Top of RECORDS PROVIDED
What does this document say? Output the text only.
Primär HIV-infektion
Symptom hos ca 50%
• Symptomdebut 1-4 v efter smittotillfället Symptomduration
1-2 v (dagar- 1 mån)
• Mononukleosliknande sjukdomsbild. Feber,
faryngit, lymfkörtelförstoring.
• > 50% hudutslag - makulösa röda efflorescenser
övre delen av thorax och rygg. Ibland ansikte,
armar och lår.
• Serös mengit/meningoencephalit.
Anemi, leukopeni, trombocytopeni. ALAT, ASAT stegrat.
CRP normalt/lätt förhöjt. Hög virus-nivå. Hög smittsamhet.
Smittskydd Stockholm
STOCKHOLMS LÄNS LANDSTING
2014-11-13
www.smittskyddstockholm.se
Bottom of RECORDS PROVIDED
> WORK TASK
Retype the material word for word. Add nothing to it.

> THE COMPLETED TASK
What does this document say? Output the text only.
Primär HIV-infektion
Symptom hos ca 50%
• Symptomdebut 1-4 v efter smittotillfället Symptomduration
1-2 v (dagar- 1 mån)
• Mononukleosliknande sjukdomsbild. Feber,
faryngit, lymfkörtelförstoring.
• > 50% hudutslag - makulösa röda efflorescenser
övre delen av thorax och rygg. Ibland ansikte,
armar och lår.
• Serös mengit/meningoencephalit.
Anemi, leukopeni, trombocytopeni. ALAT, ASAT stegrat.
CRP normalt/lätt förhöjt. Hög virus-nivå. Hög smittsamhet.
Smittskydd Stockholm
STOCKHOLMS LÄNS LANDSTING
2014-11-13
www.smittskyddstockholm.se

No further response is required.